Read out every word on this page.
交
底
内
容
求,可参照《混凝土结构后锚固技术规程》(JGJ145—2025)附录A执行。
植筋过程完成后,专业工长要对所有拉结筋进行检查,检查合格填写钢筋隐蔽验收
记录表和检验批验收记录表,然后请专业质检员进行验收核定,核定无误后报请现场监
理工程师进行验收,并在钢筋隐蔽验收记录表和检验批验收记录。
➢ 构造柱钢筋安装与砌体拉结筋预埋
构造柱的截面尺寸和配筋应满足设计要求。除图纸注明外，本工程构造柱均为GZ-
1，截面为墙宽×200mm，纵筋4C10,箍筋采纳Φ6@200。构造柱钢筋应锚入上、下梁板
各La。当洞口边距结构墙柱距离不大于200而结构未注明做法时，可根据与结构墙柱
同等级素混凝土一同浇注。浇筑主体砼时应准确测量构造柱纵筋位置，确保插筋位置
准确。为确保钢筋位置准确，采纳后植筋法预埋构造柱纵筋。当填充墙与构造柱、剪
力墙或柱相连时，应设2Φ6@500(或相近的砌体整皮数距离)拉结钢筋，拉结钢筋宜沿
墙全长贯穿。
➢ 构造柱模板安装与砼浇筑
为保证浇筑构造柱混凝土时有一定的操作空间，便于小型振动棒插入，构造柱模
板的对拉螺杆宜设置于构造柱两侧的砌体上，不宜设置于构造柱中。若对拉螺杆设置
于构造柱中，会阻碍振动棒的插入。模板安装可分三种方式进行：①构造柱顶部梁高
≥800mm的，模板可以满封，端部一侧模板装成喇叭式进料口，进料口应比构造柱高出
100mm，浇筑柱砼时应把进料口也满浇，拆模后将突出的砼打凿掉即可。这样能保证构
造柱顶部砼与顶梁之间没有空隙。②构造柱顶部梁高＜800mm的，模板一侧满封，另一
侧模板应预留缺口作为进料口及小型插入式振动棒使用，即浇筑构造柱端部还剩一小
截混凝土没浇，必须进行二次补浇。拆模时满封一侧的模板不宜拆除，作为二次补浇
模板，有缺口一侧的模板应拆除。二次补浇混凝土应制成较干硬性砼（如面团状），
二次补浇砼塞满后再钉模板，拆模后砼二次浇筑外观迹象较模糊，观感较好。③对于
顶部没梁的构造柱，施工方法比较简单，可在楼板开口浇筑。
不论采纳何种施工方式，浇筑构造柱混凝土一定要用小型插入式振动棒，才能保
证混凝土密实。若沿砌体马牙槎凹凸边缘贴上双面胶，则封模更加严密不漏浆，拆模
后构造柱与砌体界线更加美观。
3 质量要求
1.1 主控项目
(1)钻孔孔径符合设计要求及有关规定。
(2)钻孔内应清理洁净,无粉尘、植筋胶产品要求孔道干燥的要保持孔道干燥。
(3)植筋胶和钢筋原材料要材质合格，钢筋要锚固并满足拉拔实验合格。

══════

Work to complete
Output the listing above without altering a single character.

Complete response
Read out every word on this page.
交
底
内
容
求,可参照《混凝土结构后锚固技术规程》(JGJ145—2025)附录A执行。
植筋过程完成后,专业工长要对所有拉结筋进行检查,检查合格填写钢筋隐蔽验收
记录表和检验批验收记录表,然后请专业质检员进行验收核定,核定无误后报请现场监
理工程师进行验收,并在钢筋隐蔽验收记录表和检验批验收记录。
➢ 构造柱钢筋安装与砌体拉结筋预埋
构造柱的截面尺寸和配筋应满足设计要求。除图纸注明外，本工程构造柱均为GZ-
1，截面为墙宽×200mm，纵筋4C10,箍筋采纳Φ6@200。构造柱钢筋应锚入上、下梁板
各La。当洞口边距结构墙柱距离不大于200而结构未注明做法时，可根据与结构墙柱
同等级素混凝土一同浇注。浇筑主体砼时应准确测量构造柱纵筋位置，确保插筋位置
准确。为确保钢筋位置准确，采纳后植筋法预埋构造柱纵筋。当填充墙与构造柱、剪
力墙或柱相连时，应设2Φ6@500(或相近的砌体整皮数距离)拉结钢筋，拉结钢筋宜沿
墙全长贯穿。
➢ 构造柱模板安装与砼浇筑
为保证浇筑构造柱混凝土时有一定的操作空间，便于小型振动棒插入，构造柱模
板的对拉螺杆宜设置于构造柱两侧的砌体上，不宜设置于构造柱中。若对拉螺杆设置
于构造柱中，会阻碍振动棒的插入。模板安装可分三种方式进行：①构造柱顶部梁高
≥800mm的，模板可以满封，端部一侧模板装成喇叭式进料口，进料口应比构造柱高出
100mm，浇筑柱砼时应把进料口也满浇，拆模后将突出的砼打凿掉即可。这样能保证构
造柱顶部砼与顶梁之间没有空隙。②构造柱顶部梁高＜800mm的，模板一侧满封，另一
侧模板应预留缺口作为进料口及小型插入式振动棒使用，即浇筑构造柱端部还剩一小
截混凝土没浇，必须进行二次补浇。拆模时满封一侧的模板不宜拆除，作为二次补浇
模板，有缺口一侧的模板应拆除。二次补浇混凝土应制成较干硬性砼（如面团状），
二次补浇砼塞满后再钉模板，拆模后砼二次浇筑外观迹象较模糊，观感较好。③对于
顶部没梁的构造柱，施工方法比较简单，可在楼板开口浇筑。
不论采纳何种施工方式，浇筑构造柱混凝土一定要用小型插入式振动棒，才能保
证混凝土密实。若沿砌体马牙槎凹凸边缘贴上双面胶，则封模更加严密不漏浆，拆模
后构造柱与砌体界线更加美观。
3 质量要求
1.1 主控项目
(1)钻孔孔径符合设计要求及有关规定。
(2)钻孔内应清理洁净,无粉尘、植筋胶产品要求孔道干燥的要保持孔道干燥。
(3)植筋胶和钢筋原材料要材质合格，钢筋要锚固并满足拉拔实验合格。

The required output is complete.